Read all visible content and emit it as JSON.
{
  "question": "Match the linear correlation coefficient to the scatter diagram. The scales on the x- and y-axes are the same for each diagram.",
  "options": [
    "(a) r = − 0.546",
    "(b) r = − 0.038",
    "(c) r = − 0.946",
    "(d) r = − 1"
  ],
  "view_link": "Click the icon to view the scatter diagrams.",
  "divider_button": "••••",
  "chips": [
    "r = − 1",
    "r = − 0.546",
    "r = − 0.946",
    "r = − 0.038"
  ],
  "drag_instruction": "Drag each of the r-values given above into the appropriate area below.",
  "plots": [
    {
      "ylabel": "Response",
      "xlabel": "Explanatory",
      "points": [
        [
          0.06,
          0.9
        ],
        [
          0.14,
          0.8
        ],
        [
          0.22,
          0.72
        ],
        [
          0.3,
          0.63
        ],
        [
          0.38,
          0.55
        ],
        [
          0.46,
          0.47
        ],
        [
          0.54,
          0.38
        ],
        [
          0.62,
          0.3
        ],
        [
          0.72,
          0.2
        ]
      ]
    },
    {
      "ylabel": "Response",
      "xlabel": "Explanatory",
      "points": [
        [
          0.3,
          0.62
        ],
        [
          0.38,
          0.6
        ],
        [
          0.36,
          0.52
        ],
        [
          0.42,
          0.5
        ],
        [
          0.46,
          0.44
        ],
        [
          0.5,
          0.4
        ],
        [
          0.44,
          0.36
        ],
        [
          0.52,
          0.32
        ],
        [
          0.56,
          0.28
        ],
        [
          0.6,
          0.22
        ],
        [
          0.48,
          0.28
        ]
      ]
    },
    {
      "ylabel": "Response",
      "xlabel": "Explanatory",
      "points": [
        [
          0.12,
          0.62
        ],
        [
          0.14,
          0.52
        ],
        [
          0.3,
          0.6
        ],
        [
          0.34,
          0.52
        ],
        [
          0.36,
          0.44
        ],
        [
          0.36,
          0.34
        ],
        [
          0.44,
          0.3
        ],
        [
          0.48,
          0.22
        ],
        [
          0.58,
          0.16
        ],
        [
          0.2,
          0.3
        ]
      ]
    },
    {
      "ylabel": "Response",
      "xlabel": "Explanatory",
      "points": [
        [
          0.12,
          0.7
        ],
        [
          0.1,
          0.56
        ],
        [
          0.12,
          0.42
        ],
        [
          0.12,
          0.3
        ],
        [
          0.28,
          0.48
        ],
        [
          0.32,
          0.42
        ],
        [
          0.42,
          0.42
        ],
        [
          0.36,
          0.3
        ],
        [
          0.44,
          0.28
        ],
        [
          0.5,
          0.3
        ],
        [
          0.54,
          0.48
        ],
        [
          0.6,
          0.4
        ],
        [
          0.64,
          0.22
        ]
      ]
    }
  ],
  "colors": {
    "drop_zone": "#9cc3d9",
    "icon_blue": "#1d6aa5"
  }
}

■ WRITTEN REQUEST ■
Using the entries above, please restate each one word for word.

■ RESULT OF THE TASK ■
Read all visible content and emit it as JSON.
{
  "question": "Match the linear correlation coefficient to the scatter diagram. The scales on the x- and y-axes are the same for each diagram.",
  "options": [
    "(a) r = − 0.546",
    "(b) r = − 0.038",
    "(c) r = − 0.946",
    "(d) r = − 1"
  ],
  "view_link": "Click the icon to view the scatter diagrams.",
  "divider_button": "••••",
  "chips": [
    "r = − 1",
    "r = − 0.546",
    "r = − 0.946",
    "r = − 0.038"
  ],
  "drag_instruction": "Drag each of the r-values given above into the appropriate area below.",
  "plots": [
    {
      "ylabel": "Response",
      "xlabel": "Explanatory",
      "points": [
        [
          0.06,
          0.9
        ],
        [
          0.14,
          0.8
        ],
        [
          0.22,
          0.72
        ],
        [
          0.3,
          0.63
        ],
        [
          0.38,
          0.55
        ],
        [
          0.46,
          0.47
        ],
        [
          0.54,
          0.38
        ],
        [
          0.62,
          0.3
        ],
        [
          0.72,
          0.2
        ]
      ]
    },
    {
      "ylabel": "Response",
      "xlabel": "Explanatory",
      "points": [
        [
          0.3,
          0.62
        ],
        [
          0.38,
          0.6
        ],
        [
          0.36,
          0.52
        ],
        [
          0.42,
          0.5
        ],
        [
          0.46,
          0.44
        ],
        [
          0.5,
          0.4
        ],
        [
          0.44,
          0.36
        ],
        [
          0.52,
          0.32
        ],
        [
          0.56,
          0.28
        ],
        [
          0.6,
          0.22
        ],
        [
          0.48,
          0.28
        ]
      ]
    },
    {
      "ylabel": "Response",
      "xlabel": "Explanatory",
      "points": [
        [
          0.12,
          0.62
        ],
        [
          0.14,
          0.52
        ],
        [
          0.3,
          0.6
        ],
        [
          0.34,
          0.52
        ],
        [
          0.36,
          0.44
        ],
        [
          0.36,
          0.34
        ],
        [
          0.44,
          0.3
        ],
        [
          0.48,
          0.22
        ],
        [
          0.58,
          0.16
        ],
        [
          0.2,
          0.3
        ]
      ]
    },
    {
      "ylabel": "Response",
      "xlabel": "Explanatory",
      "points": [
        [
          0.12,
          0.7
        ],
        [
          0.1,
          0.56
        ],
        [
          0.12,
          0.42
        ],
        [
          0.12,
          0.3
        ],
        [
          0.28,
          0.48
        ],
        [
          0.32,
          0.42
        ],
        [
          0.42,
          0.42
        ],
        [
          0.36,
          0.3
        ],
        [
          0.44,
          0.28
        ],
        [
          0.5,
          0.3
        ],
        [
          0.54,
          0.48
        ],
        [
          0.6,
          0.4
        ],
        [
          0.64,
          0.22
        ]
      ]
    }
  ],
  "colors": {
    "drop_zone": "#9cc3d9",
    "icon_blue": "#1d6aa5"
  }
}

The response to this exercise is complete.